Send each entry back exactly as given, pictures excluded.

Dataset records
.....
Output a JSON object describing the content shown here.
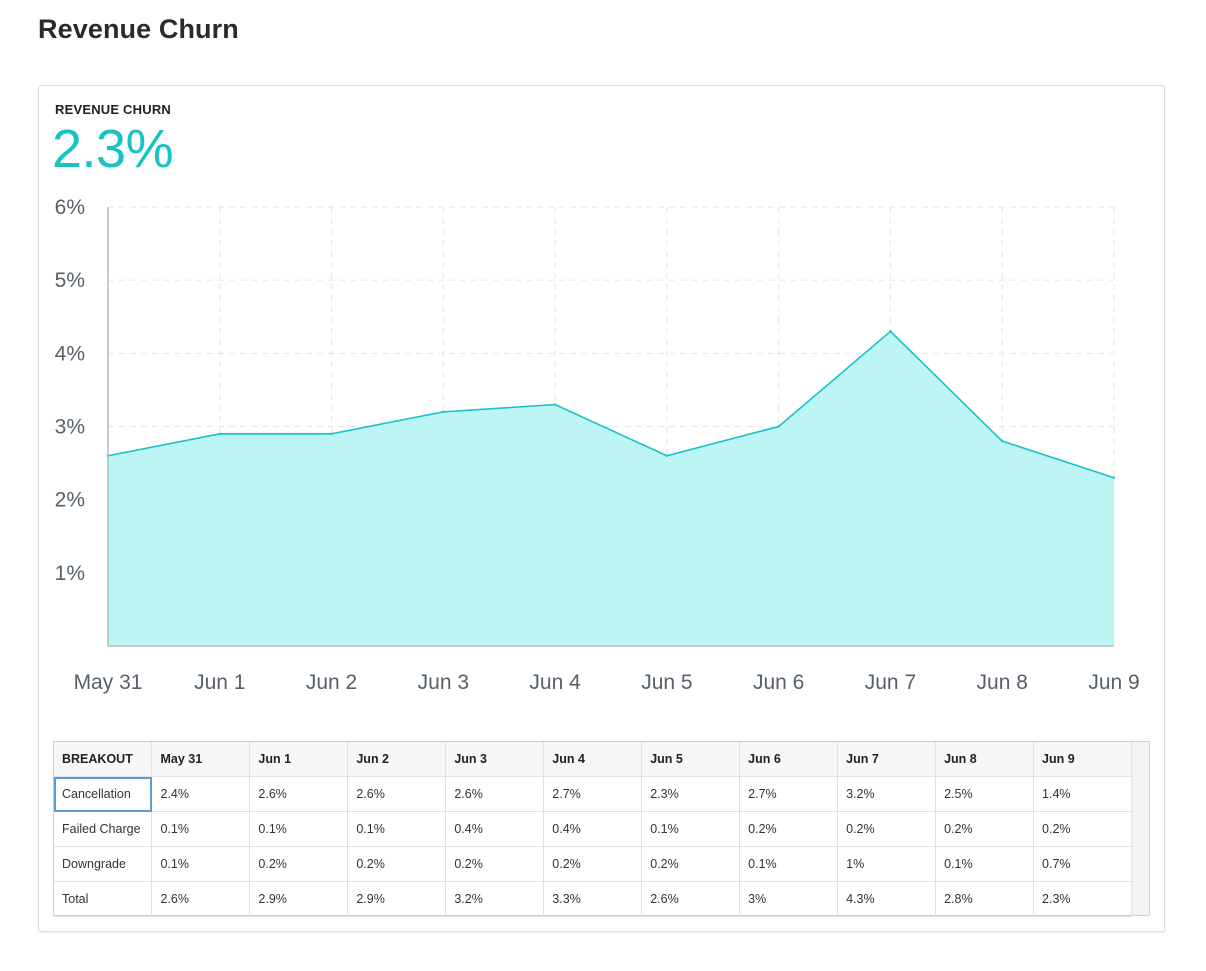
{
  "page": {
    "title": "Revenue Churn"
  },
  "card": {
    "metric_label": "REVENUE CHURN",
    "metric_value": "2.3%"
  },
  "colors": {
    "accent": "#17c3c6",
    "area_fill": "#bdf5f5",
    "grid": "#e6e6e6",
    "axis": "#b0bcc4",
    "tick_text": "#55606a"
  },
  "chart_data": {
    "type": "area",
    "categories": [
      "May 31",
      "Jun 1",
      "Jun 2",
      "Jun 3",
      "Jun 4",
      "Jun 5",
      "Jun 6",
      "Jun 7",
      "Jun 8",
      "Jun 9"
    ],
    "series": [
      {
        "values": [
          2.6,
          2.9,
          2.9,
          3.2,
          3.3,
          2.6,
          3.0,
          4.3,
          2.8,
          2.3
        ]
      }
    ],
    "ylim": [
      0,
      6
    ],
    "yticks": [
      1,
      2,
      3,
      4,
      5,
      6
    ],
    "ytick_labels": [
      "1%",
      "2%",
      "3%",
      "4%",
      "5%",
      "6%"
    ],
    "grid": true,
    "xlabel": "",
    "ylabel": ""
  },
  "breakout": {
    "header_label": "BREAKOUT",
    "columns": [
      "May 31",
      "Jun 1",
      "Jun 2",
      "Jun 3",
      "Jun 4",
      "Jun 5",
      "Jun 6",
      "Jun 7",
      "Jun 8",
      "Jun 9"
    ],
    "rows": [
      {
        "label": "Cancellation",
        "values": [
          "2.4%",
          "2.6%",
          "2.6%",
          "2.6%",
          "2.7%",
          "2.3%",
          "2.7%",
          "3.2%",
          "2.5%",
          "1.4%"
        ]
      },
      {
        "label": "Failed Charge",
        "values": [
          "0.1%",
          "0.1%",
          "0.1%",
          "0.4%",
          "0.4%",
          "0.1%",
          "0.2%",
          "0.2%",
          "0.2%",
          "0.2%"
        ]
      },
      {
        "label": "Downgrade",
        "values": [
          "0.1%",
          "0.2%",
          "0.2%",
          "0.2%",
          "0.2%",
          "0.2%",
          "0.1%",
          "1%",
          "0.1%",
          "0.7%"
        ]
      },
      {
        "label": "Total",
        "values": [
          "2.6%",
          "2.9%",
          "2.9%",
          "3.2%",
          "3.3%",
          "2.6%",
          "3%",
          "4.3%",
          "2.8%",
          "2.3%"
        ]
      }
    ]
  }
}
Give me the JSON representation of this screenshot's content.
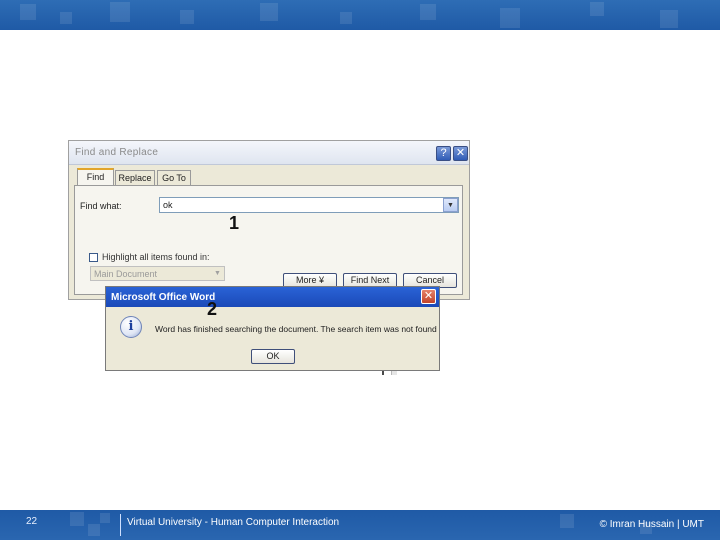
{
  "slide": {
    "number": "22",
    "footer_title": "Virtual University - Human Computer Interaction",
    "footer_copyright": "© Imran Hussain | UMT"
  },
  "find_replace_dialog": {
    "title": "Find and Replace",
    "help_label": "?",
    "close_label": "✕",
    "tabs": [
      "Find",
      "Replace",
      "Go To"
    ],
    "active_tab": "Find",
    "find_what_label": "Find what:",
    "find_what_value": "ok",
    "dropdown_glyph": "▼",
    "highlight_label": "Highlight all items found in:",
    "highlight_checked": false,
    "search_scope": "Main Document",
    "buttons": {
      "more": "More ¥",
      "find_next": "Find Next",
      "cancel": "Cancel"
    }
  },
  "annotations": {
    "one": "1",
    "two": "2"
  },
  "message_box": {
    "title": "Microsoft Office Word",
    "close_label": "✕",
    "icon": "info-icon",
    "icon_glyph": "i",
    "message": "Word has finished searching the document. The search item was not found",
    "ok_label": "OK"
  },
  "colors": {
    "banner_blue": "#1f5aa6",
    "dialog_face": "#ece9d8",
    "xp_title_blue": "#2a63d6"
  }
}
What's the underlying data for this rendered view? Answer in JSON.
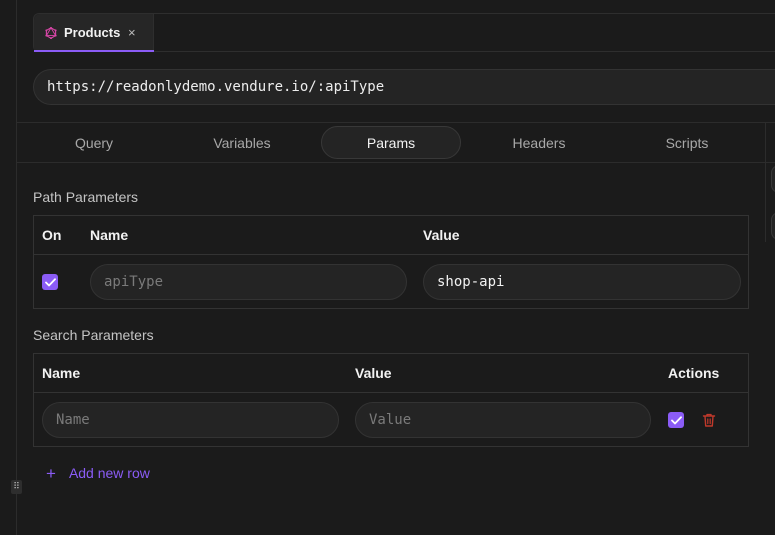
{
  "tabs": [
    {
      "label": "Products",
      "icon": "graphql-icon",
      "close_glyph": "×",
      "active": true
    }
  ],
  "url": {
    "value": "https://readonlydemo.vendure.io/:apiType"
  },
  "request_tabs": [
    {
      "label": "Query",
      "active": false
    },
    {
      "label": "Variables",
      "active": false
    },
    {
      "label": "Params",
      "active": true
    },
    {
      "label": "Headers",
      "active": false
    },
    {
      "label": "Scripts",
      "active": false
    }
  ],
  "path_parameters": {
    "title": "Path Parameters",
    "headers": {
      "on": "On",
      "name": "Name",
      "value": "Value"
    },
    "rows": [
      {
        "enabled": true,
        "name": "apiType",
        "value": "shop-api"
      }
    ]
  },
  "search_parameters": {
    "title": "Search Parameters",
    "headers": {
      "name": "Name",
      "value": "Value",
      "actions": "Actions"
    },
    "new_row": {
      "name_placeholder": "Name",
      "value_placeholder": "Value",
      "enabled": true
    }
  },
  "add_row": {
    "plus_glyph": "+",
    "label": "Add new row"
  },
  "resize_glyph": "⠿",
  "colors": {
    "accent": "#8b5cf6",
    "danger": "#c0392b",
    "background": "#1b1b1b",
    "input_bg": "#242424",
    "border": "#333333"
  }
}
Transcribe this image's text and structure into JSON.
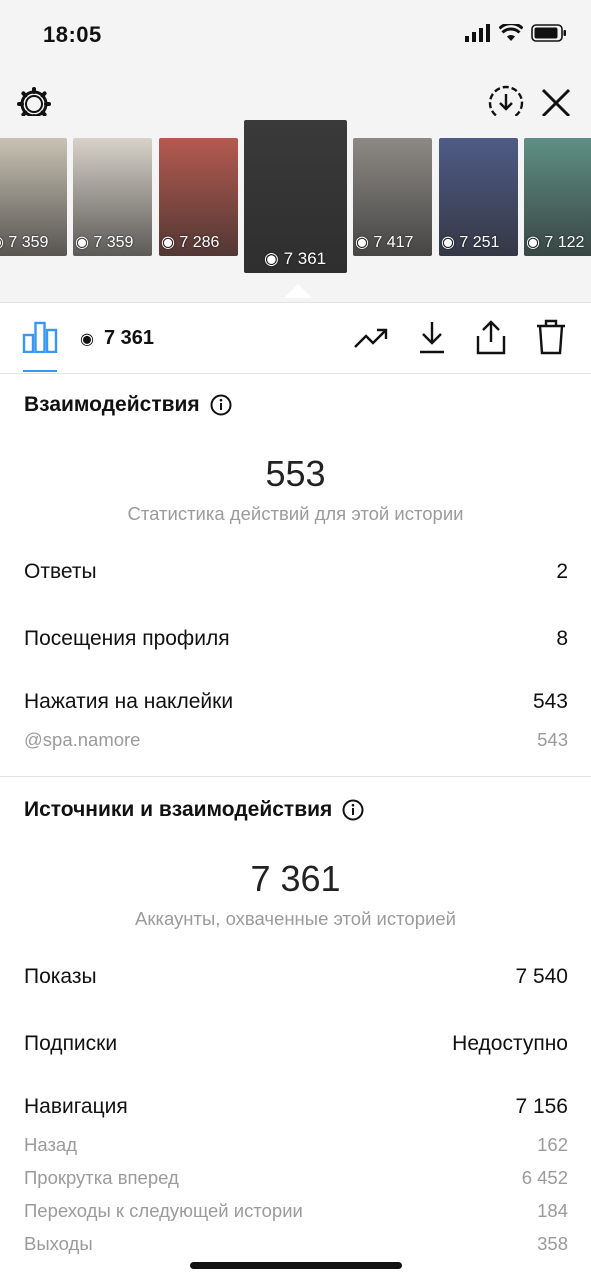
.....
Exercise result:
Output a JSON object describing the content shown here.
{
  "page": {
    "title": "Revenue Churn"
  },
  "card": {
    "metric_label": "REVENUE CHURN",
    "metric_value": "2.3%"
  },
  "colors": {
    "accent": "#17c3c6",
    "area_fill": "#bdf5f5",
    "grid": "#e6e6e6",
    "axis": "#b0bcc4",
    "tick_text": "#55606a"
  },
  "chart_data": {
    "type": "area",
    "categories": [
      "May 31",
      "Jun 1",
      "Jun 2",
      "Jun 3",
      "Jun 4",
      "Jun 5",
      "Jun 6",
      "Jun 7",
      "Jun 8",
      "Jun 9"
    ],
    "series": [
      {
        "values": [
          2.6,
          2.9,
          2.9,
          3.2,
          3.3,
          2.6,
          3.0,
          4.3,
          2.8,
          2.3
        ]
      }
    ],
    "ylim": [
      0,
      6
    ],
    "yticks": [
      1,
      2,
      3,
      4,
      5,
      6
    ],
    "ytick_labels": [
      "1%",
      "2%",
      "3%",
      "4%",
      "5%",
      "6%"
    ],
    "grid": true,
    "xlabel": "",
    "ylabel": ""
  },
  "breakout": {
    "header_label": "BREAKOUT",
    "columns": [
      "May 31",
      "Jun 1",
      "Jun 2",
      "Jun 3",
      "Jun 4",
      "Jun 5",
      "Jun 6",
      "Jun 7",
      "Jun 8",
      "Jun 9"
    ],
    "rows": [
      {
        "label": "Cancellation",
        "values": [
          "2.4%",
          "2.6%",
          "2.6%",
          "2.6%",
          "2.7%",
          "2.3%",
          "2.7%",
          "3.2%",
          "2.5%",
          "1.4%"
        ]
      },
      {
        "label": "Failed Charge",
        "values": [
          "0.1%",
          "0.1%",
          "0.1%",
          "0.4%",
          "0.4%",
          "0.1%",
          "0.2%",
          "0.2%",
          "0.2%",
          "0.2%"
        ]
      },
      {
        "label": "Downgrade",
        "values": [
          "0.1%",
          "0.2%",
          "0.2%",
          "0.2%",
          "0.2%",
          "0.2%",
          "0.1%",
          "1%",
          "0.1%",
          "0.7%"
        ]
      },
      {
        "label": "Total",
        "values": [
          "2.6%",
          "2.9%",
          "2.9%",
          "3.2%",
          "3.3%",
          "2.6%",
          "3%",
          "4.3%",
          "2.8%",
          "2.3%"
        ]
      }
    ]
  }
}
Give me the JSON representation of this screenshot's content.
{
  "slide": {
    "number": "22",
    "footer_title": "Virtual University - Human Computer Interaction",
    "footer_copyright": "© Imran Hussain | UMT"
  },
  "find_replace_dialog": {
    "title": "Find and Replace",
    "help_label": "?",
    "close_label": "✕",
    "tabs": [
      "Find",
      "Replace",
      "Go To"
    ],
    "active_tab": "Find",
    "find_what_label": "Find what:",
    "find_what_value": "ok",
    "dropdown_glyph": "▼",
    "highlight_label": "Highlight all items found in:",
    "highlight_checked": false,
    "search_scope": "Main Document",
    "buttons": {
      "more": "More ¥",
      "find_next": "Find Next",
      "cancel": "Cancel"
    }
  },
  "annotations": {
    "one": "1",
    "two": "2"
  },
  "message_box": {
    "title": "Microsoft Office Word",
    "close_label": "✕",
    "icon": "info-icon",
    "icon_glyph": "i",
    "message": "Word has finished searching the document. The search item was not found",
    "ok_label": "OK"
  },
  "colors": {
    "banner_blue": "#1f5aa6",
    "dialog_face": "#ece9d8",
    "xp_title_blue": "#2a63d6"
  }
}
What's the underlying data for this rendered view? Answer in JSON.
{
  "tabs": [
    {
      "label": "Products",
      "icon": "graphql-icon",
      "close_glyph": "×",
      "active": true
    }
  ],
  "url": {
    "value": "https://readonlydemo.vendure.io/:apiType"
  },
  "request_tabs": [
    {
      "label": "Query",
      "active": false
    },
    {
      "label": "Variables",
      "active": false
    },
    {
      "label": "Params",
      "active": true
    },
    {
      "label": "Headers",
      "active": false
    },
    {
      "label": "Scripts",
      "active": false
    }
  ],
  "path_parameters": {
    "title": "Path Parameters",
    "headers": {
      "on": "On",
      "name": "Name",
      "value": "Value"
    },
    "rows": [
      {
        "enabled": true,
        "name": "apiType",
        "value": "shop-api"
      }
    ]
  },
  "search_parameters": {
    "title": "Search Parameters",
    "headers": {
      "name": "Name",
      "value": "Value",
      "actions": "Actions"
    },
    "new_row": {
      "name_placeholder": "Name",
      "value_placeholder": "Value",
      "enabled": true
    }
  },
  "add_row": {
    "plus_glyph": "+",
    "label": "Add new row"
  },
  "resize_glyph": "⠿",
  "colors": {
    "accent": "#8b5cf6",
    "danger": "#c0392b",
    "background": "#1b1b1b",
    "input_bg": "#242424",
    "border": "#333333"
  }
}
Transcribe this image's text and structure into JSON.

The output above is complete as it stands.